## What this task involves
Please return every one of the lines below word for word, leaving the pictures out of your answer.

## Stored items

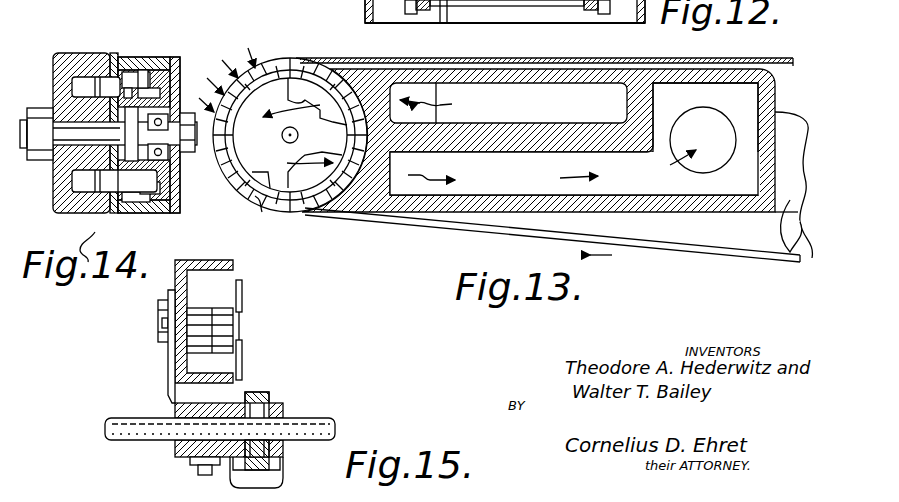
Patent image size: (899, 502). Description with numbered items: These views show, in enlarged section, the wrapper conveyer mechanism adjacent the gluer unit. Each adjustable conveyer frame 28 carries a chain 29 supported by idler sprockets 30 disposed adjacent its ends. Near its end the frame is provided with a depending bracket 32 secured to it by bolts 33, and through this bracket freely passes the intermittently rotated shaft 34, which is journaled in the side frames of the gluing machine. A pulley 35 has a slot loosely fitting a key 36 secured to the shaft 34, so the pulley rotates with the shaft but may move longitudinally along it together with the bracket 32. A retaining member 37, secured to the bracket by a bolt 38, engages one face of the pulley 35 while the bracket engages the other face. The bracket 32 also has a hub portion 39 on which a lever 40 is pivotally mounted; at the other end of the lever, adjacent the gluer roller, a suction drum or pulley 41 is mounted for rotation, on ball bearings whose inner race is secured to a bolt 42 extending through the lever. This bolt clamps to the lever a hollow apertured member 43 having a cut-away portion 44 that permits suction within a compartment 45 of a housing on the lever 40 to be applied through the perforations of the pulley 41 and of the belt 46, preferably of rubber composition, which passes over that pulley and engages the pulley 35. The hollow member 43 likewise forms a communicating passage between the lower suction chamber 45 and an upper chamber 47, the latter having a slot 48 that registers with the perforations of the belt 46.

In FIG. 15, the adjustable conveyer frame 28 is at (176, 270).
In FIG. 15, the chain 29 is at (242, 284).
In FIG. 15, the idler sprocket 30 is at (240, 302).
In FIG. 15, the depending bracket 32 is at (168, 375).
In FIG. 15, the bolt 33 is at (158, 305).
In FIG. 15, the intermittently rotated shaft 34 is at (128, 434).
In FIG. 15, the pulley 35 is at (276, 460).
In FIG. 15, the key 36 is at (305, 418).
In FIG. 15, the retaining member 37 is at (270, 452).
In FIG. 15, the bolt 38 is at (200, 472).
In FIG. 15, the hub portion 39 is at (240, 400).
In FIG. 13, the lever 40 is at (790, 206).
In FIG. 14, the lever 40 is at (95, 56).
In FIG. 15, the lever 40 is at (262, 398).
In FIG. 14, the suction drum or pulley 41 is at (166, 60).
In FIG. 13, the bolt 42 is at (225, 80).
In FIG. 14, the bolt 42 is at (165, 135).
In FIG. 13, the hollow apertured member 43 is at (252, 196).
In FIG. 14, the hollow apertured member 43 is at (128, 58).
In FIG. 13, the cut-away portion 44 is at (252, 72).
In FIG. 13, the suction compartment 45 is at (503, 180).
In FIG. 14, the suction compartment 45 is at (80, 182).
In FIG. 13, the belt 46 is at (300, 70).
In FIG. 13, the upper chamber 47 is at (528, 95).
In FIG. 14, the upper chamber 47 is at (80, 88).
In FIG. 13, the slot 48 is at (480, 98).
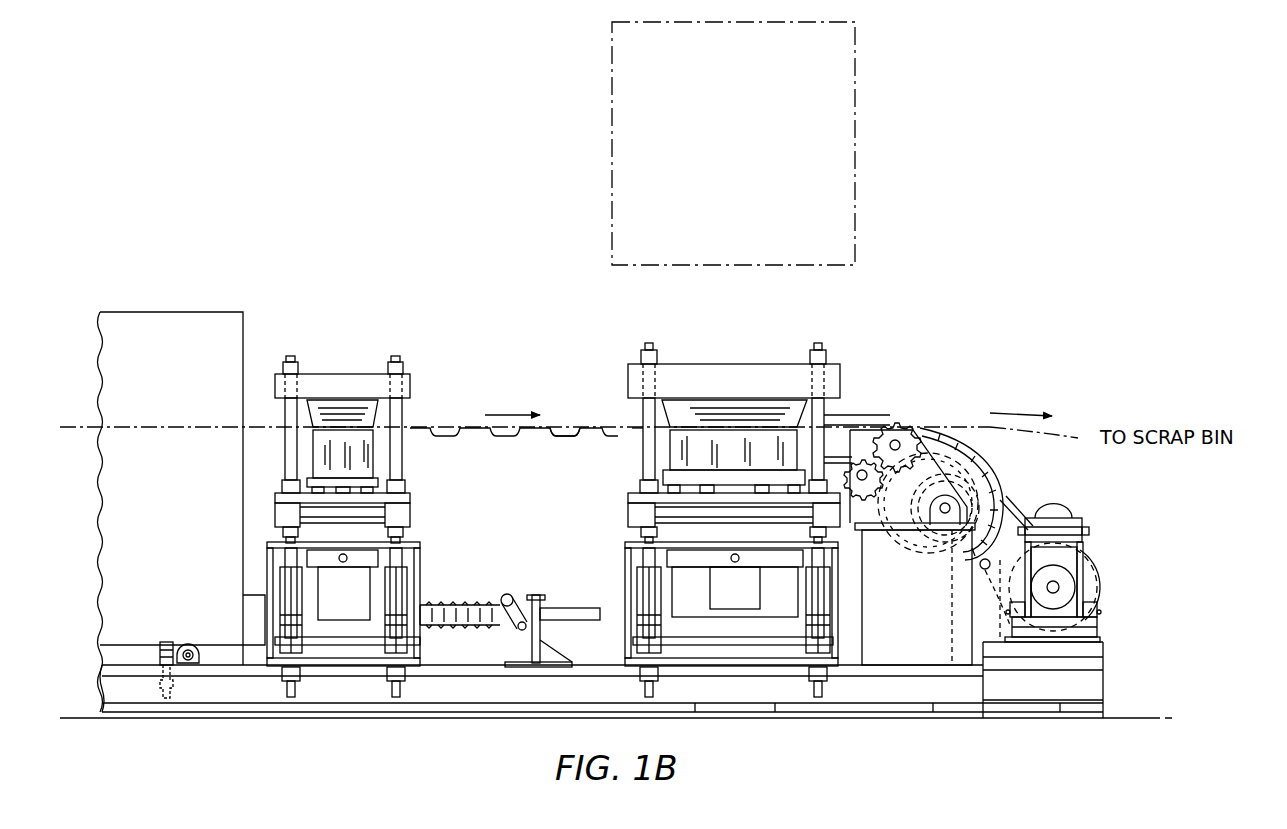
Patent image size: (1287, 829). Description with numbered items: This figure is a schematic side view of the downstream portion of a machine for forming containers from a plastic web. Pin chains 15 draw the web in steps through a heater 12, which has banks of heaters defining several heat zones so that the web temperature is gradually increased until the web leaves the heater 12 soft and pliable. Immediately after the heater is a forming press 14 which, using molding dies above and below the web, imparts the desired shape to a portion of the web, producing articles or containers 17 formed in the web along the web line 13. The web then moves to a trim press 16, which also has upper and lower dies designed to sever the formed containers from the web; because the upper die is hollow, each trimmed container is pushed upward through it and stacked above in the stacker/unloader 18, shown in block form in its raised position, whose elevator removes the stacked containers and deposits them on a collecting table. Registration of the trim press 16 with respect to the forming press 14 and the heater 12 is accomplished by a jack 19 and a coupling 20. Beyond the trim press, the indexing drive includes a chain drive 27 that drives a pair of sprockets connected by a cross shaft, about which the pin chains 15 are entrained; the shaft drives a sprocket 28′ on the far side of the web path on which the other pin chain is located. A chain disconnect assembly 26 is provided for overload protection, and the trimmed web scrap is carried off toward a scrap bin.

The heater unit 12 is at (204, 374).
The web line 13 is at (617, 434).
The forming press 14 is at (400, 358).
The pin chains 15 is at (967, 455).
The trim press 16 is at (791, 364).
The articles or containers 17 is at (590, 430).
The stacker/unloader 18 is at (733, 143).
The jack 19 is at (526, 599).
The coupling 20 is at (252, 650).
The chain disconnect assembly 26 is at (1102, 594).
The chain drive 27 is at (1016, 512).
The sprocket 28′ is at (912, 548).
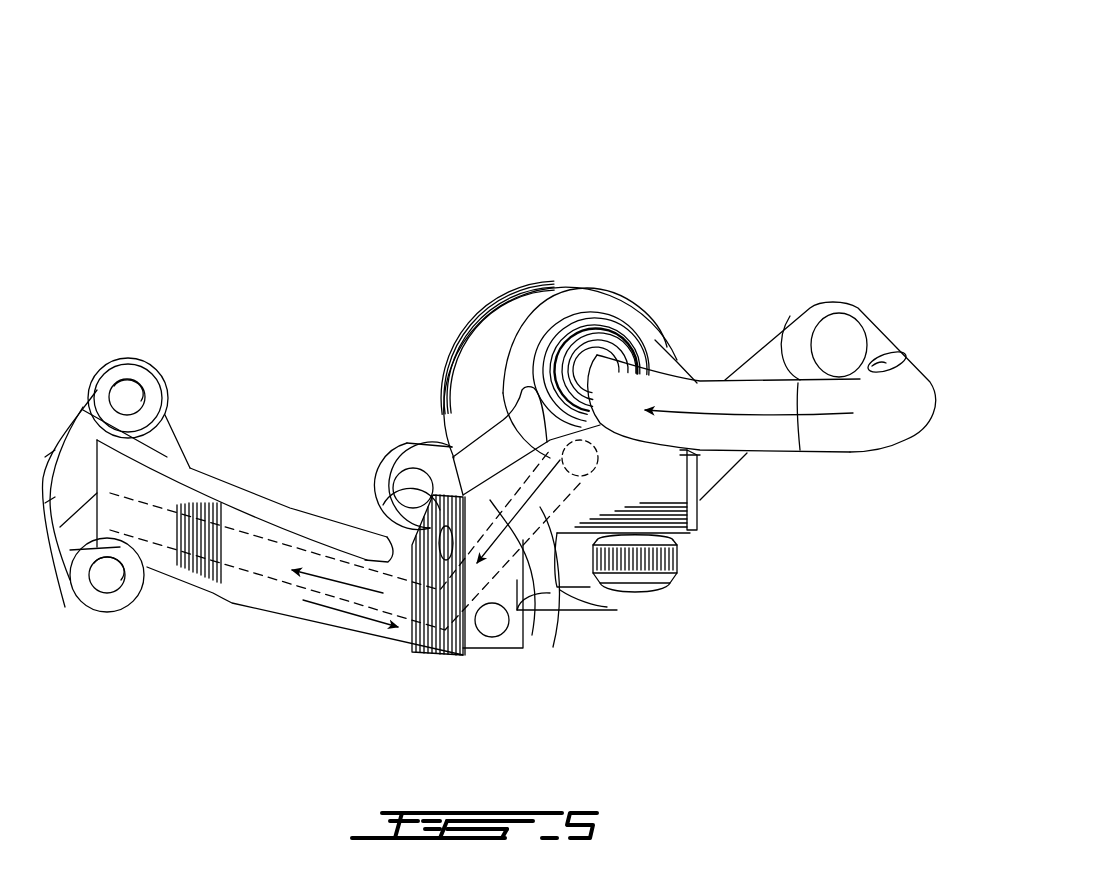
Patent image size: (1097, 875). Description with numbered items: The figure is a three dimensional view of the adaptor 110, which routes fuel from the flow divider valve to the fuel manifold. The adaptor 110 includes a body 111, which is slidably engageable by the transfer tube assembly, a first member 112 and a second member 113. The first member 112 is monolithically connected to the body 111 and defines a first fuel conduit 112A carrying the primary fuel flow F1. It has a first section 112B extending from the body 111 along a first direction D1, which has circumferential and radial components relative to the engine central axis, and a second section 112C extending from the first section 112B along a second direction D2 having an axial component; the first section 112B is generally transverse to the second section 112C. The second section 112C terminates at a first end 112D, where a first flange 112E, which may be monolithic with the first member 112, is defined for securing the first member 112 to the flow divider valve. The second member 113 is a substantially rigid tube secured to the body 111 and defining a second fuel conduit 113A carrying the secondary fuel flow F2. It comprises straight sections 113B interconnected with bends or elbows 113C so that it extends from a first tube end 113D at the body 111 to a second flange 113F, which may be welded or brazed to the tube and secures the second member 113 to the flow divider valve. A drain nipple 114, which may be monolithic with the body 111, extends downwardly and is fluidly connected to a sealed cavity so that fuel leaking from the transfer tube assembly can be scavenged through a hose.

The adaptor 110 is at (583, 114).
The body 111 is at (490, 367).
The first member 112 is at (266, 510).
The first fuel conduit 112A is at (242, 578).
The first section 112B is at (498, 585).
The second section 112C is at (275, 597).
The first end 112D is at (63, 557).
The first flange 112E is at (63, 477).
The second member 113 is at (857, 400).
The second fuel conduit 113A is at (716, 418).
The straight sections 113B is at (608, 372).
The bends or elbows 113C is at (808, 436).
The first tube end 113D is at (613, 377).
The second flange 113F is at (403, 472).
The drain nipple 114 is at (655, 570).
The first direction D1 is at (528, 600).
The second direction D2 is at (332, 580).
The primary fuel flow F1 is at (368, 625).
The secondary fuel flow F2 is at (743, 418).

## Output for this exercise
Patent image size: (899, 502). Description with numbered items: These views show, in enlarged section, the wrapper conveyer mechanism adjacent the gluer unit. Each adjustable conveyer frame 28 carries a chain 29 supported by idler sprockets 30 disposed adjacent its ends. Near its end the frame is provided with a depending bracket 32 secured to it by bolts 33, and through this bracket freely passes the intermittently rotated shaft 34, which is journaled in the side frames of the gluing machine. A pulley 35 has a slot loosely fitting a key 36 secured to the shaft 34, so the pulley rotates with the shaft but may move longitudinally along it together with the bracket 32. A retaining member 37, secured to the bracket by a bolt 38, engages one face of the pulley 35 while the bracket engages the other face. The bracket 32 also has a hub portion 39 on which a lever 40 is pivotally mounted; at the other end of the lever, adjacent the gluer roller, a suction drum or pulley 41 is mounted for rotation, on ball bearings whose inner race is secured to a bolt 42 extending through the lever. This bolt clamps to the lever a hollow apertured member 43 having a cut-away portion 44 that permits suction within a compartment 45 of a housing on the lever 40 to be applied through the perforations of the pulley 41 and of the belt 46, preferably of rubber composition, which passes over that pulley and engages the pulley 35. The hollow member 43 likewise forms a communicating passage between the lower suction chamber 45 and an upper chamber 47, the latter having a slot 48 that registers with the perforations of the belt 46.

In FIG. 15, the adjustable conveyer frame 28 is at (176, 270).
In FIG. 15, the chain 29 is at (242, 284).
In FIG. 15, the idler sprocket 30 is at (240, 302).
In FIG. 15, the depending bracket 32 is at (168, 375).
In FIG. 15, the bolt 33 is at (158, 305).
In FIG. 15, the intermittently rotated shaft 34 is at (128, 434).
In FIG. 15, the pulley 35 is at (276, 460).
In FIG. 15, the key 36 is at (305, 418).
In FIG. 15, the retaining member 37 is at (270, 452).
In FIG. 15, the bolt 38 is at (200, 472).
In FIG. 15, the hub portion 39 is at (240, 400).
In FIG. 13, the lever 40 is at (790, 206).
In FIG. 14, the lever 40 is at (95, 56).
In FIG. 15, the lever 40 is at (262, 398).
In FIG. 14, the suction drum or pulley 41 is at (166, 60).
In FIG. 13, the bolt 42 is at (225, 80).
In FIG. 14, the bolt 42 is at (165, 135).
In FIG. 13, the hollow apertured member 43 is at (252, 196).
In FIG. 14, the hollow apertured member 43 is at (128, 58).
In FIG. 13, the cut-away portion 44 is at (252, 72).
In FIG. 13, the suction compartment 45 is at (503, 180).
In FIG. 14, the suction compartment 45 is at (80, 182).
In FIG. 13, the belt 46 is at (300, 70).
In FIG. 13, the upper chamber 47 is at (528, 95).
In FIG. 14, the upper chamber 47 is at (80, 88).
In FIG. 13, the slot 48 is at (480, 98).
Patent image size: (1287, 829). Description with numbered items: This figure is a schematic side view of the downstream portion of a machine for forming containers from a plastic web. Pin chains 15 draw the web in steps through a heater 12, which has banks of heaters defining several heat zones so that the web temperature is gradually increased until the web leaves the heater 12 soft and pliable. Immediately after the heater is a forming press 14 which, using molding dies above and below the web, imparts the desired shape to a portion of the web, producing articles or containers 17 formed in the web along the web line 13. The web then moves to a trim press 16, which also has upper and lower dies designed to sever the formed containers from the web; because the upper die is hollow, each trimmed container is pushed upward through it and stacked above in the stacker/unloader 18, shown in block form in its raised position, whose elevator removes the stacked containers and deposits them on a collecting table. Registration of the trim press 16 with respect to the forming press 14 and the heater 12 is accomplished by a jack 19 and a coupling 20. Beyond the trim press, the indexing drive includes a chain drive 27 that drives a pair of sprockets connected by a cross shaft, about which the pin chains 15 are entrained; the shaft drives a sprocket 28′ on the far side of the web path on which the other pin chain is located. A chain disconnect assembly 26 is provided for overload protection, and the trimmed web scrap is carried off toward a scrap bin.

The heater unit 12 is at (204, 374).
The web line 13 is at (617, 434).
The forming press 14 is at (400, 358).
The pin chains 15 is at (967, 455).
The trim press 16 is at (791, 364).
The articles or containers 17 is at (590, 430).
The stacker/unloader 18 is at (733, 143).
The jack 19 is at (526, 599).
The coupling 20 is at (252, 650).
The chain disconnect assembly 26 is at (1102, 594).
The chain drive 27 is at (1016, 512).
The sprocket 28′ is at (912, 548).
Patent image size: (1097, 875). Description with numbered items: The figure is a three dimensional view of the adaptor 110, which routes fuel from the flow divider valve to the fuel manifold. The adaptor 110 includes a body 111, which is slidably engageable by the transfer tube assembly, a first member 112 and a second member 113. The first member 112 is monolithically connected to the body 111 and defines a first fuel conduit 112A carrying the primary fuel flow F1. It has a first section 112B extending from the body 111 along a first direction D1, which has circumferential and radial components relative to the engine central axis, and a second section 112C extending from the first section 112B along a second direction D2 having an axial component; the first section 112B is generally transverse to the second section 112C. The second section 112C terminates at a first end 112D, where a first flange 112E, which may be monolithic with the first member 112, is defined for securing the first member 112 to the flow divider valve. The second member 113 is a substantially rigid tube secured to the body 111 and defining a second fuel conduit 113A carrying the secondary fuel flow F2. It comprises straight sections 113B interconnected with bends or elbows 113C so that it extends from a first tube end 113D at the body 111 to a second flange 113F, which may be welded or brazed to the tube and secures the second member 113 to the flow divider valve. A drain nipple 114, which may be monolithic with the body 111, extends downwardly and is fluidly connected to a sealed cavity so that fuel leaking from the transfer tube assembly can be scavenged through a hose.

The adaptor 110 is at (583, 114).
The body 111 is at (490, 367).
The first member 112 is at (266, 510).
The first fuel conduit 112A is at (242, 578).
The first section 112B is at (498, 585).
The second section 112C is at (275, 597).
The first end 112D is at (63, 557).
The first flange 112E is at (63, 477).
The second member 113 is at (857, 400).
The second fuel conduit 113A is at (716, 418).
The straight sections 113B is at (608, 372).
The bends or elbows 113C is at (808, 436).
The first tube end 113D is at (613, 377).
The second flange 113F is at (403, 472).
The drain nipple 114 is at (655, 570).
The first direction D1 is at (528, 600).
The second direction D2 is at (332, 580).
The primary fuel flow F1 is at (368, 625).
The secondary fuel flow F2 is at (743, 418).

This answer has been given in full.